[Saved data entries]
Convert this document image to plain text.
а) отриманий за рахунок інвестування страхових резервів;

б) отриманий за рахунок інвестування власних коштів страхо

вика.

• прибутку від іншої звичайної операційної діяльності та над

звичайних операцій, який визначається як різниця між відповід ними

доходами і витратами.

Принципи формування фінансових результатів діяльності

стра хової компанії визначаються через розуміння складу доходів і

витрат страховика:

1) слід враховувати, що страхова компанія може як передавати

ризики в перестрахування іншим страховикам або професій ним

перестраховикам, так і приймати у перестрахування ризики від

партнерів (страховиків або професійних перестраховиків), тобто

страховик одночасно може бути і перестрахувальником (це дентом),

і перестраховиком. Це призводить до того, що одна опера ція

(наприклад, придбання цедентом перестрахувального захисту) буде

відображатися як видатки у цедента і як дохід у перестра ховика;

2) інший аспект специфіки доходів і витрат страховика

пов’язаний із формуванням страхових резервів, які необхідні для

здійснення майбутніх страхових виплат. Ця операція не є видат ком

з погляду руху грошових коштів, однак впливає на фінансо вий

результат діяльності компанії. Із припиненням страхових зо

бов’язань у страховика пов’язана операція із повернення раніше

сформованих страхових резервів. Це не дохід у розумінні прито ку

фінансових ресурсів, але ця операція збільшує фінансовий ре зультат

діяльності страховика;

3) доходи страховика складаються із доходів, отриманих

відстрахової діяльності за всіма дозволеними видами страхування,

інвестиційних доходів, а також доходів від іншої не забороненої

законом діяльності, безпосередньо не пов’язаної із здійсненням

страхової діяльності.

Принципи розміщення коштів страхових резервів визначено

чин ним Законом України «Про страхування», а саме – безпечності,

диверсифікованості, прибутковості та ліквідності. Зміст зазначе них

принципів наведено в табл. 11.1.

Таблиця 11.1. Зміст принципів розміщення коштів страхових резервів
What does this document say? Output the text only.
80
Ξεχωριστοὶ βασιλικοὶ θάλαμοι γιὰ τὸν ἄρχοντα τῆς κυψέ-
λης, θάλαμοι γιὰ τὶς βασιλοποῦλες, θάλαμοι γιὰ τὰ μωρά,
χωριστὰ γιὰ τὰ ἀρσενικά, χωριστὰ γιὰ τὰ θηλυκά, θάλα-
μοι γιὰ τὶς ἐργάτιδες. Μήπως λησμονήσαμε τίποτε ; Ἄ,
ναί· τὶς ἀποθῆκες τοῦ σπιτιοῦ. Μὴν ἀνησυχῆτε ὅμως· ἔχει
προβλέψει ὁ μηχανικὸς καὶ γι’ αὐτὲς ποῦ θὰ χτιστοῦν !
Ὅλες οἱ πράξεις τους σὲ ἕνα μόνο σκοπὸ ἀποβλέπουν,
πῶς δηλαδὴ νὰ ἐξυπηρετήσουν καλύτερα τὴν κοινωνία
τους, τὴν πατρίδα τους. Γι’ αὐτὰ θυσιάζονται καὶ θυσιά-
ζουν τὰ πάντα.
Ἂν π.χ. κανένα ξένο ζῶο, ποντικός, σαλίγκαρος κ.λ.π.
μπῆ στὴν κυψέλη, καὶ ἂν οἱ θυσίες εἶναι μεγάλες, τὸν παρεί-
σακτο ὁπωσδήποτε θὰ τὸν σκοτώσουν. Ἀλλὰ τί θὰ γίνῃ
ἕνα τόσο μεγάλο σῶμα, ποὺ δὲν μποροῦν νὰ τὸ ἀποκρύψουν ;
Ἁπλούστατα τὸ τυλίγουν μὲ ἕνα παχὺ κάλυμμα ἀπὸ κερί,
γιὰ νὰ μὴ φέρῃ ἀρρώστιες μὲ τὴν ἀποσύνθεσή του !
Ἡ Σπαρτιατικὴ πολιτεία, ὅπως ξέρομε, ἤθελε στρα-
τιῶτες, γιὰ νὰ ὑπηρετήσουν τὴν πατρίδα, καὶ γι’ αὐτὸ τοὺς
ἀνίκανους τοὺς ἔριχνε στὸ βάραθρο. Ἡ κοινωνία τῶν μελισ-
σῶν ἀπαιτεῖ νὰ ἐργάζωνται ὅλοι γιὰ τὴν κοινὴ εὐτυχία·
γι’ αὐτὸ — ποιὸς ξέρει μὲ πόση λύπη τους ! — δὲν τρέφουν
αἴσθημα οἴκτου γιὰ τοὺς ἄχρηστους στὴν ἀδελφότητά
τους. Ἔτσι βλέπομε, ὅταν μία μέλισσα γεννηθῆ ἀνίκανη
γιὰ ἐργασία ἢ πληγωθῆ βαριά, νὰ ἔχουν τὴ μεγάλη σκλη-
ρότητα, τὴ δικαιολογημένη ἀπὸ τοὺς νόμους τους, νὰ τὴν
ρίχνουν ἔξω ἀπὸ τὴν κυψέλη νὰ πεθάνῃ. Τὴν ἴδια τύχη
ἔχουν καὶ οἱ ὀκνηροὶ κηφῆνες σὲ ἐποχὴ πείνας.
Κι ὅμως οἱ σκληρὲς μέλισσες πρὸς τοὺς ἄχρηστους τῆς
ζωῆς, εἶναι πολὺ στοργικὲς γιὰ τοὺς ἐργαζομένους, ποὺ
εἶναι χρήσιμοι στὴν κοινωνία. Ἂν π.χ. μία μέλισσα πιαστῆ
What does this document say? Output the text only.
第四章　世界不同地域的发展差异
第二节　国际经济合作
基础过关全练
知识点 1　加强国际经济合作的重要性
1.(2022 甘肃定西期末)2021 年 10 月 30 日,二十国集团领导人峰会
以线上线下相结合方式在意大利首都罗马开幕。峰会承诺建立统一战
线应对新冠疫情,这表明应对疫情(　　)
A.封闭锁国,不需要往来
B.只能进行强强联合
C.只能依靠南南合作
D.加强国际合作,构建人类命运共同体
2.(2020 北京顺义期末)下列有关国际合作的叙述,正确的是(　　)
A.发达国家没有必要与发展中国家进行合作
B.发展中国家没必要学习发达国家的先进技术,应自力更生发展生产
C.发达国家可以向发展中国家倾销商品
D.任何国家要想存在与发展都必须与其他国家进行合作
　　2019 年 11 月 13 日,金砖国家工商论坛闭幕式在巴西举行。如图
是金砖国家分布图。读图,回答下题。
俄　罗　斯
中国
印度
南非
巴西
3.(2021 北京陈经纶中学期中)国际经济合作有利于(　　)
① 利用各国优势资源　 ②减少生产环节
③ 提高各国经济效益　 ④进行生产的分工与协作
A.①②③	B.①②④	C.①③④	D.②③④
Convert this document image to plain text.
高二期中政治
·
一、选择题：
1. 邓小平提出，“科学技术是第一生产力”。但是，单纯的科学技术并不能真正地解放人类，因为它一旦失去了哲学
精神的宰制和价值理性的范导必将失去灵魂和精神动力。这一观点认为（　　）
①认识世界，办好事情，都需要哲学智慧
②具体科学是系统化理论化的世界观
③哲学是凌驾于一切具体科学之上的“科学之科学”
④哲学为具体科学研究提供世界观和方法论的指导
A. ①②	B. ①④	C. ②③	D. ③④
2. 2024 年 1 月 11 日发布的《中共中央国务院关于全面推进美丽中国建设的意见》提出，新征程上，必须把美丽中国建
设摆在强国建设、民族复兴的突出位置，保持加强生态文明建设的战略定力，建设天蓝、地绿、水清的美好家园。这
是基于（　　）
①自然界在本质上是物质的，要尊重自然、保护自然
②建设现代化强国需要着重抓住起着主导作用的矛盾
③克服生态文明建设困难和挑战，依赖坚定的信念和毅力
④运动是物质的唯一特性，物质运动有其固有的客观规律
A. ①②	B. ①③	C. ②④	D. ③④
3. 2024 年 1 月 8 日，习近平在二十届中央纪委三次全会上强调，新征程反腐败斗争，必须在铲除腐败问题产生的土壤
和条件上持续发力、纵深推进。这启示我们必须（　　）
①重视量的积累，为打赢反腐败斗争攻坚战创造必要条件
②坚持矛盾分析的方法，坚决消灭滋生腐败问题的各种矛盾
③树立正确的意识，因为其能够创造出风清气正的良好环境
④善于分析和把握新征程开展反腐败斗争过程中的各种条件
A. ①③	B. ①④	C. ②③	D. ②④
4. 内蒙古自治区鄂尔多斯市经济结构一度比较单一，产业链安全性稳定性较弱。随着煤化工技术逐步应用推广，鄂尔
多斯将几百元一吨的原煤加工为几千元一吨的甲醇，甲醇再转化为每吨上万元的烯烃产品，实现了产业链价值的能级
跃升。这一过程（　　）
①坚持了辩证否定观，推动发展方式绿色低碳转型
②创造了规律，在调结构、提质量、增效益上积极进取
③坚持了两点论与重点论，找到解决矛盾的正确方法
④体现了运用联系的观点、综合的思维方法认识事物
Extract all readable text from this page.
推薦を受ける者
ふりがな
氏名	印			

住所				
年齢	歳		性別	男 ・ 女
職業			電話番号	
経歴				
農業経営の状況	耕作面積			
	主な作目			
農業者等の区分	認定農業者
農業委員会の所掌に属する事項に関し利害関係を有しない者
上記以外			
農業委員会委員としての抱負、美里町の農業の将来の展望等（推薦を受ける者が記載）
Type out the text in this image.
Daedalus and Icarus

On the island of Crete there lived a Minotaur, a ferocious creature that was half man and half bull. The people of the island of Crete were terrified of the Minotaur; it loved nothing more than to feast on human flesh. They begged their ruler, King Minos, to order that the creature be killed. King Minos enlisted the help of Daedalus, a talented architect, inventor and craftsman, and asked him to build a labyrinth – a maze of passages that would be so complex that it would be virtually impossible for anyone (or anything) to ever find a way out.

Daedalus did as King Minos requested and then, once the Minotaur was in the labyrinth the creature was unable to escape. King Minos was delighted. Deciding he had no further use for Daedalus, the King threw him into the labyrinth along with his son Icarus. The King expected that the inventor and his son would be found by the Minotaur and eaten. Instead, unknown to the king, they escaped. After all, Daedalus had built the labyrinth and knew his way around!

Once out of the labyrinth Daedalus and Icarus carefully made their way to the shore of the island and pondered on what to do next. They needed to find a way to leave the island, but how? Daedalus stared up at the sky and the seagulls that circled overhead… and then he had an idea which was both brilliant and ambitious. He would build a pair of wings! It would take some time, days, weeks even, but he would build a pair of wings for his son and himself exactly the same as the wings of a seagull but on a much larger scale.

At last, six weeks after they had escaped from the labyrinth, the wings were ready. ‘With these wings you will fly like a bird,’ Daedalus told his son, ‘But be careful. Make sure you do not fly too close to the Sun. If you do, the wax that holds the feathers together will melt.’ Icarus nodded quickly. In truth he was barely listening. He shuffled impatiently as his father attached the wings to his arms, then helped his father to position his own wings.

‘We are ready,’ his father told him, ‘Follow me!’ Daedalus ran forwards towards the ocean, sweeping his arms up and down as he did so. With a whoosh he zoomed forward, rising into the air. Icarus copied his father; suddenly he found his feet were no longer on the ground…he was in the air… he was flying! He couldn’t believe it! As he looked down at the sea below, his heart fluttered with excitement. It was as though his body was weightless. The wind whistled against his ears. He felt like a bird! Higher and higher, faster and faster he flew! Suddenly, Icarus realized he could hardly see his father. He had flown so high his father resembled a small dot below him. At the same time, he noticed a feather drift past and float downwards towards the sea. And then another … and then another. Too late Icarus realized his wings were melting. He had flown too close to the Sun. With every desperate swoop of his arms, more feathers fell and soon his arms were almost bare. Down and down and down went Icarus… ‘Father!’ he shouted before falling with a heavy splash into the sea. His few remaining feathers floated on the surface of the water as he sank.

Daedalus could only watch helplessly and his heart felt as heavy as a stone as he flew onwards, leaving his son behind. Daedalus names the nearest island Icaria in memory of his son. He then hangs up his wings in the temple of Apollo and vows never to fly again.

The task: Return each line among the entries that holds the word "Принципи".

Written response:
Принципи формування фінансових результатів діяльності
Принципи розміщення коштів страхових резервів визначено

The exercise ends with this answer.